▶ [GOAL]
Transcribe all the entries word for word, skipping the pictures.

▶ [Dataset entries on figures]
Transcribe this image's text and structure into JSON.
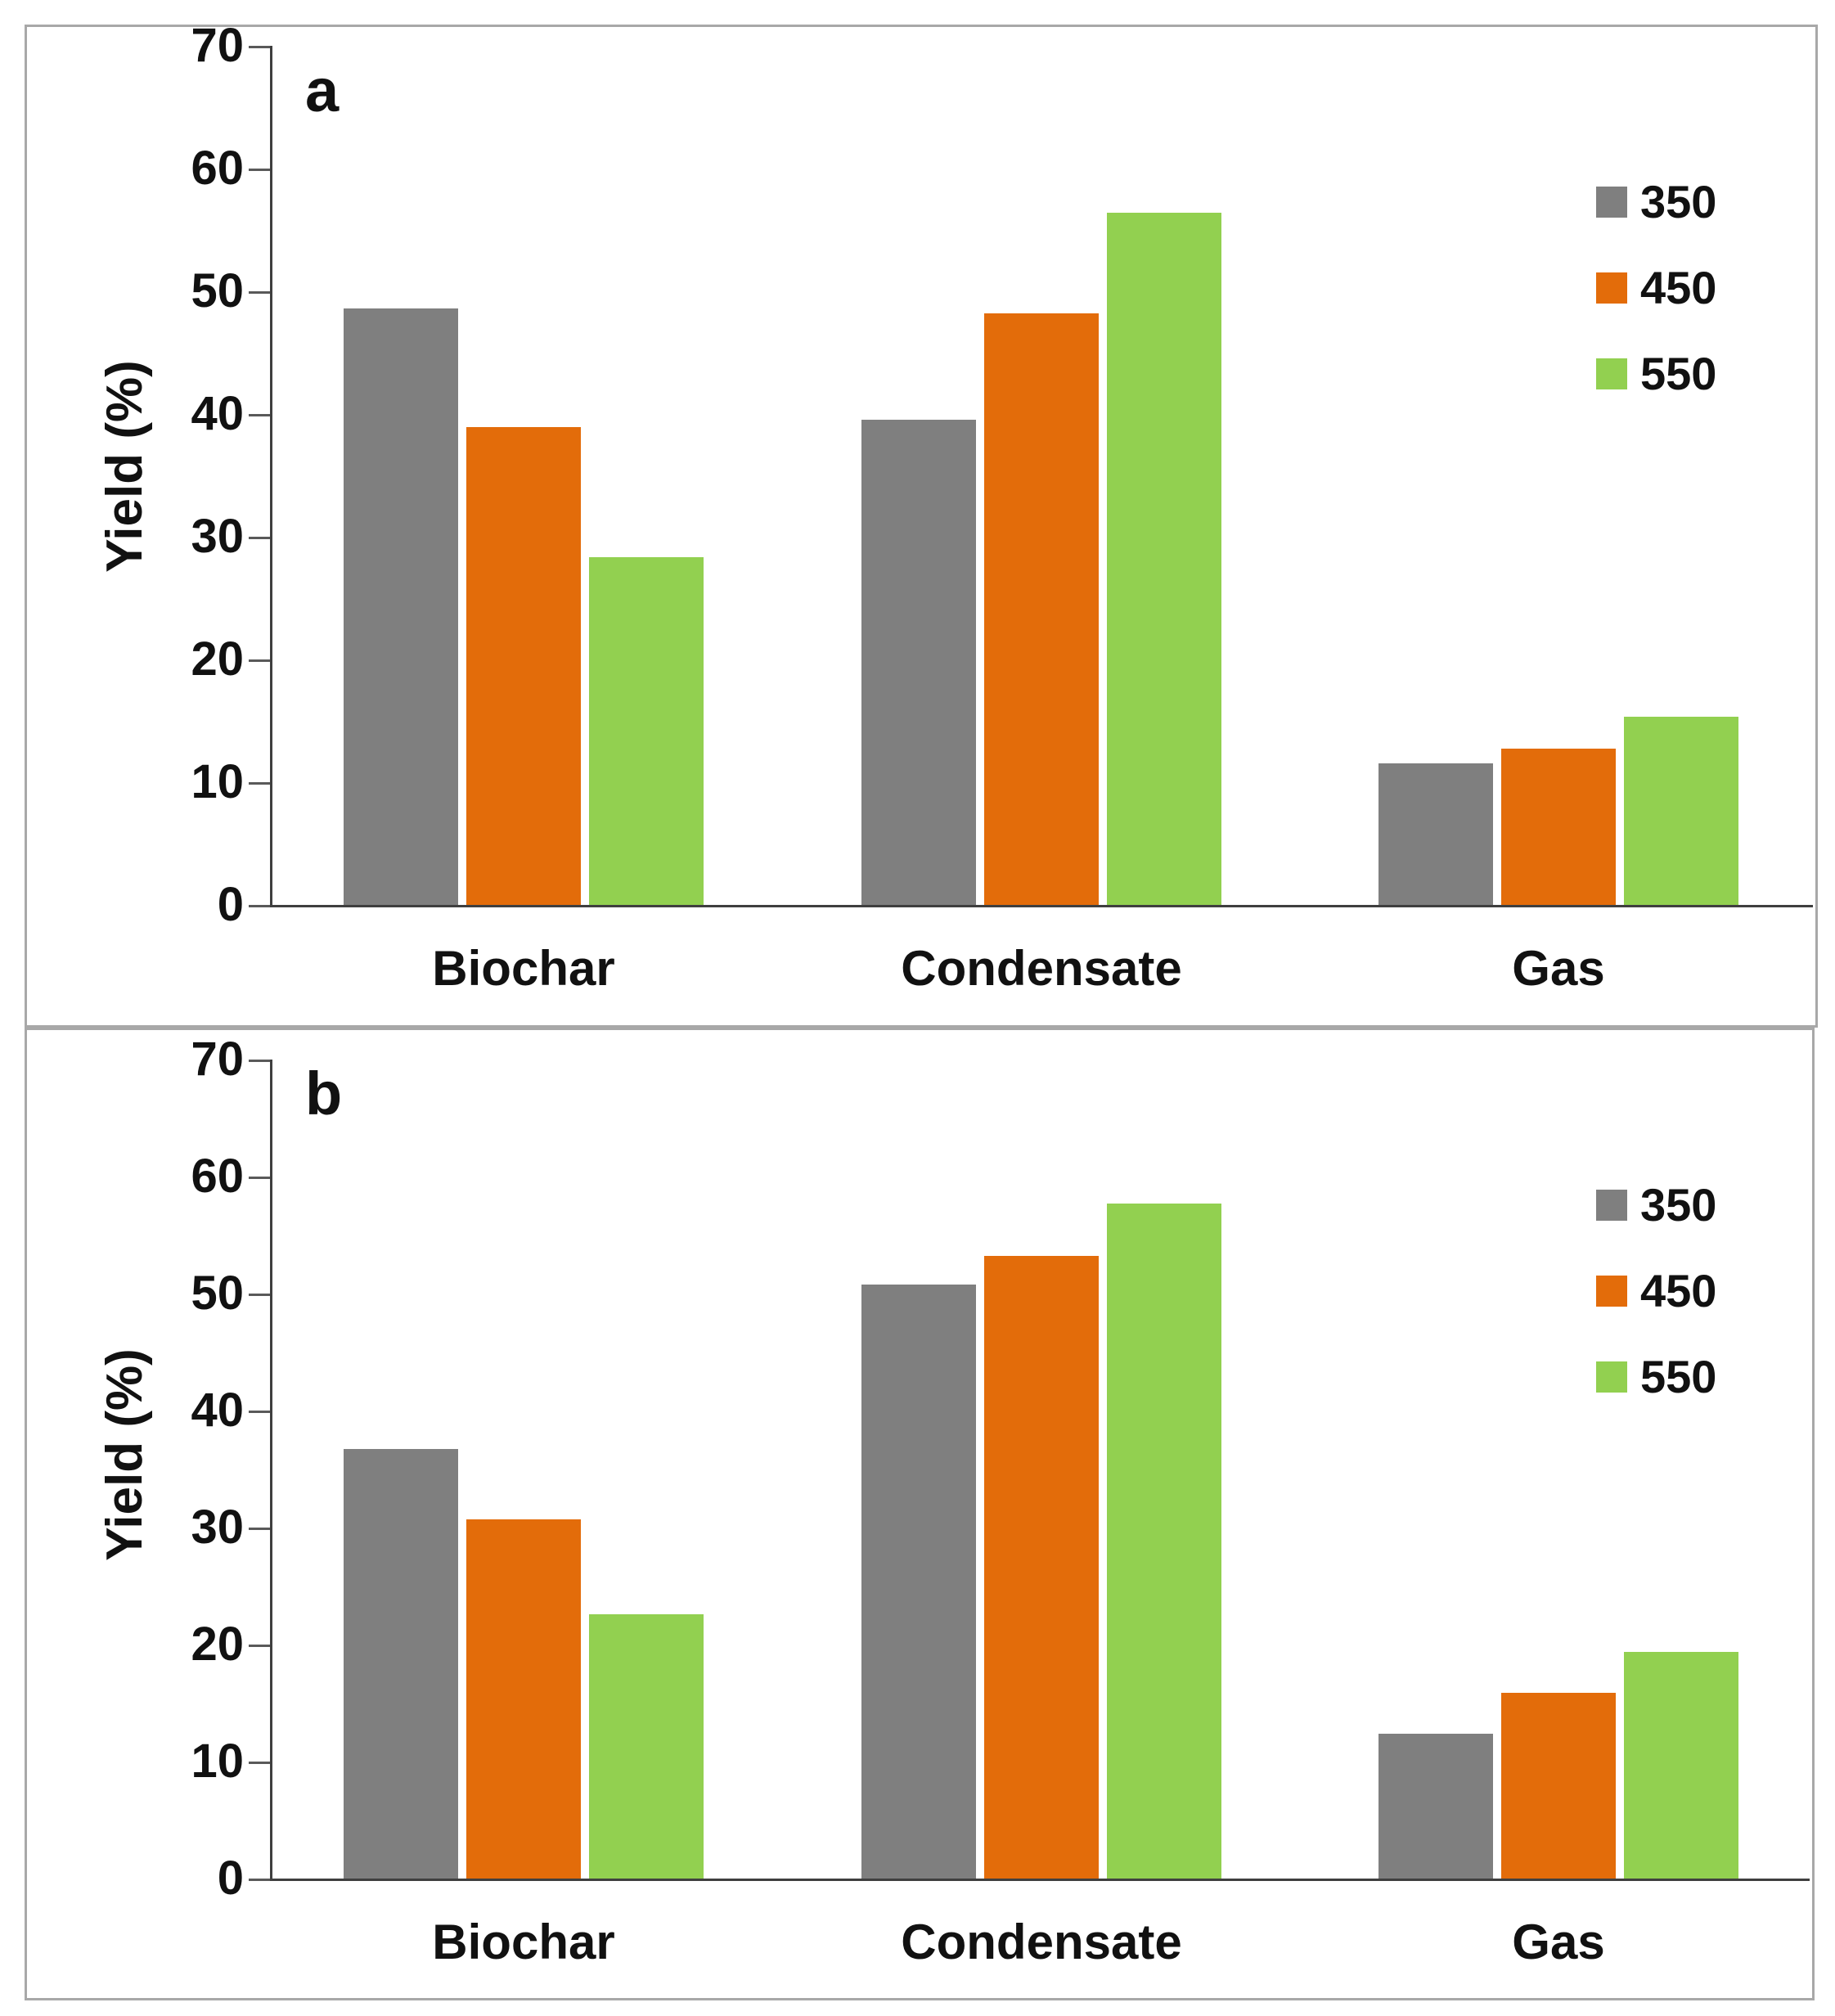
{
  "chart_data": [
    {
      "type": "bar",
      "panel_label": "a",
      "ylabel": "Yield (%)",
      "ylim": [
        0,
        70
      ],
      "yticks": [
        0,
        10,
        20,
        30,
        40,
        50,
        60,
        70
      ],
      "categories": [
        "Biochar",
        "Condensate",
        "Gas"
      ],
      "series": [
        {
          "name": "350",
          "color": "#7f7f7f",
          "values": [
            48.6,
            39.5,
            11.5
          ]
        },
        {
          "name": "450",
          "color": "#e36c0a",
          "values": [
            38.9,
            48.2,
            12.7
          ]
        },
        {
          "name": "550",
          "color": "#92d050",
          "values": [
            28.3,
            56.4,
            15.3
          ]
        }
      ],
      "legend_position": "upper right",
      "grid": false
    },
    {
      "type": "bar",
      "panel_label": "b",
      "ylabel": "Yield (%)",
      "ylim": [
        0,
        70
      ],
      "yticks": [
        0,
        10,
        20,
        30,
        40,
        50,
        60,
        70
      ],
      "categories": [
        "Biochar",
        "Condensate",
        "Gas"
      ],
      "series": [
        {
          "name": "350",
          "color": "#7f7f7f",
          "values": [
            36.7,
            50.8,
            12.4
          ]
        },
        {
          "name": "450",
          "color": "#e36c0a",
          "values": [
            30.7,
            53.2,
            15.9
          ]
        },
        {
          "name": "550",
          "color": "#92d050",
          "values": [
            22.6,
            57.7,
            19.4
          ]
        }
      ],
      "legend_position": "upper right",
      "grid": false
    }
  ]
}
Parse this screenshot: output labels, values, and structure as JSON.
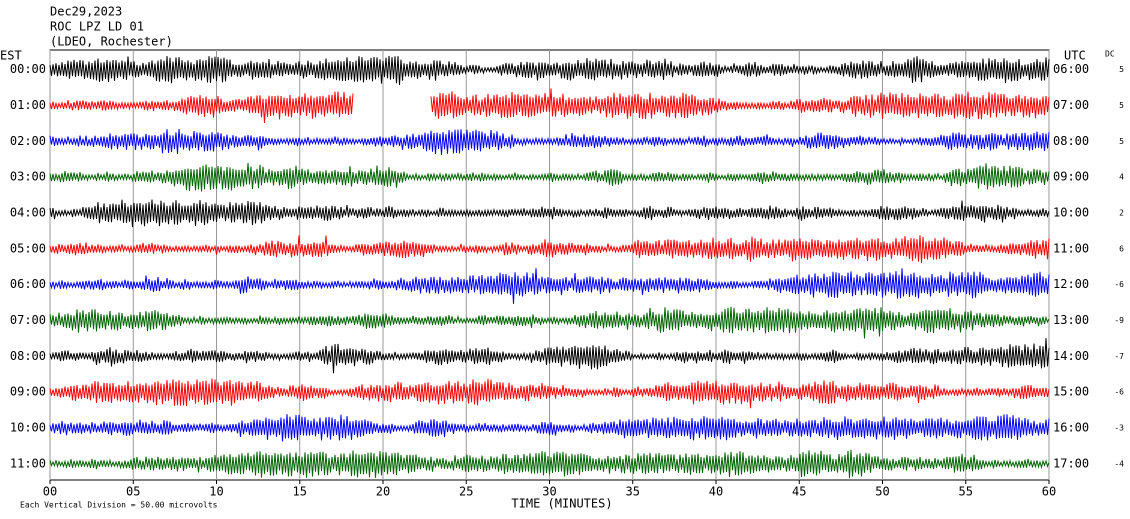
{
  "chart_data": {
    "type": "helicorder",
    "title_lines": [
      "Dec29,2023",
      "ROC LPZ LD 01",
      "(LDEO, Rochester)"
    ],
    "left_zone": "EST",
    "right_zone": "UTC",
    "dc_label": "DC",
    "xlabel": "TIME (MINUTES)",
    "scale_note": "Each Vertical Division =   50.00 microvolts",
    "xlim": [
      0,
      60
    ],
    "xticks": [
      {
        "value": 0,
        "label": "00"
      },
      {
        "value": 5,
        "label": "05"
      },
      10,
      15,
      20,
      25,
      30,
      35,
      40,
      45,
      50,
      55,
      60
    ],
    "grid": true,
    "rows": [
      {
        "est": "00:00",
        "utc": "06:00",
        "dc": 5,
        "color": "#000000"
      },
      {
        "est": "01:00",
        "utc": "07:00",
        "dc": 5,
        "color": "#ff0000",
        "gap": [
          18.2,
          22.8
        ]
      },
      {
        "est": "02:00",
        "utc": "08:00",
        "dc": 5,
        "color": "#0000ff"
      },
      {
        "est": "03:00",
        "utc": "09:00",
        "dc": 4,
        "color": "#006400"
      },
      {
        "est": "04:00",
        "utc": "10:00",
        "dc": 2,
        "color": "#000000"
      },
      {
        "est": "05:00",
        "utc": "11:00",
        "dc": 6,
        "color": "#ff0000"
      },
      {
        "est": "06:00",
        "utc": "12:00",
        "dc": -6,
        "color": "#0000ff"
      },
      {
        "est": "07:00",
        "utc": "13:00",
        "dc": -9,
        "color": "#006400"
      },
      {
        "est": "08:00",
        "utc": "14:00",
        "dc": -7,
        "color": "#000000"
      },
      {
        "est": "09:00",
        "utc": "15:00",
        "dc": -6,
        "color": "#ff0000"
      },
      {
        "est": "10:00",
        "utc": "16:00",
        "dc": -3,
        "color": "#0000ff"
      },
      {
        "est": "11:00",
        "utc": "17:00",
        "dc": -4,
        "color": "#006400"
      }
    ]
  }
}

▶ [WORKED SOLUTION]
Transcribe this image's text and structure into JSON.
{
  "chart_data": [
    {
      "type": "bar",
      "panel_label": "a",
      "ylabel": "Yield (%)",
      "ylim": [
        0,
        70
      ],
      "yticks": [
        0,
        10,
        20,
        30,
        40,
        50,
        60,
        70
      ],
      "categories": [
        "Biochar",
        "Condensate",
        "Gas"
      ],
      "series": [
        {
          "name": "350",
          "color": "#7f7f7f",
          "values": [
            48.6,
            39.5,
            11.5
          ]
        },
        {
          "name": "450",
          "color": "#e36c0a",
          "values": [
            38.9,
            48.2,
            12.7
          ]
        },
        {
          "name": "550",
          "color": "#92d050",
          "values": [
            28.3,
            56.4,
            15.3
          ]
        }
      ],
      "legend_position": "upper right",
      "grid": false
    },
    {
      "type": "bar",
      "panel_label": "b",
      "ylabel": "Yield (%)",
      "ylim": [
        0,
        70
      ],
      "yticks": [
        0,
        10,
        20,
        30,
        40,
        50,
        60,
        70
      ],
      "categories": [
        "Biochar",
        "Condensate",
        "Gas"
      ],
      "series": [
        {
          "name": "350",
          "color": "#7f7f7f",
          "values": [
            36.7,
            50.8,
            12.4
          ]
        },
        {
          "name": "450",
          "color": "#e36c0a",
          "values": [
            30.7,
            53.2,
            15.9
          ]
        },
        {
          "name": "550",
          "color": "#92d050",
          "values": [
            22.6,
            57.7,
            19.4
          ]
        }
      ],
      "legend_position": "upper right",
      "grid": false
    }
  ]
}
Parse this screenshot: output labels, values, and structure as JSON.
{
  "chart_data": {
    "type": "helicorder",
    "title_lines": [
      "Dec29,2023",
      "ROC LPZ LD 01",
      "(LDEO, Rochester)"
    ],
    "left_zone": "EST",
    "right_zone": "UTC",
    "dc_label": "DC",
    "xlabel": "TIME (MINUTES)",
    "scale_note": "Each Vertical Division =   50.00 microvolts",
    "xlim": [
      0,
      60
    ],
    "xticks": [
      {
        "value": 0,
        "label": "00"
      },
      {
        "value": 5,
        "label": "05"
      },
      10,
      15,
      20,
      25,
      30,
      35,
      40,
      45,
      50,
      55,
      60
    ],
    "grid": true,
    "rows": [
      {
        "est": "00:00",
        "utc": "06:00",
        "dc": 5,
        "color": "#000000"
      },
      {
        "est": "01:00",
        "utc": "07:00",
        "dc": 5,
        "color": "#ff0000",
        "gap": [
          18.2,
          22.8
        ]
      },
      {
        "est": "02:00",
        "utc": "08:00",
        "dc": 5,
        "color": "#0000ff"
      },
      {
        "est": "03:00",
        "utc": "09:00",
        "dc": 4,
        "color": "#006400"
      },
      {
        "est": "04:00",
        "utc": "10:00",
        "dc": 2,
        "color": "#000000"
      },
      {
        "est": "05:00",
        "utc": "11:00",
        "dc": 6,
        "color": "#ff0000"
      },
      {
        "est": "06:00",
        "utc": "12:00",
        "dc": -6,
        "color": "#0000ff"
      },
      {
        "est": "07:00",
        "utc": "13:00",
        "dc": -9,
        "color": "#006400"
      },
      {
        "est": "08:00",
        "utc": "14:00",
        "dc": -7,
        "color": "#000000"
      },
      {
        "est": "09:00",
        "utc": "15:00",
        "dc": -6,
        "color": "#ff0000"
      },
      {
        "est": "10:00",
        "utc": "16:00",
        "dc": -3,
        "color": "#0000ff"
      },
      {
        "est": "11:00",
        "utc": "17:00",
        "dc": -4,
        "color": "#006400"
      }
    ]
  }
}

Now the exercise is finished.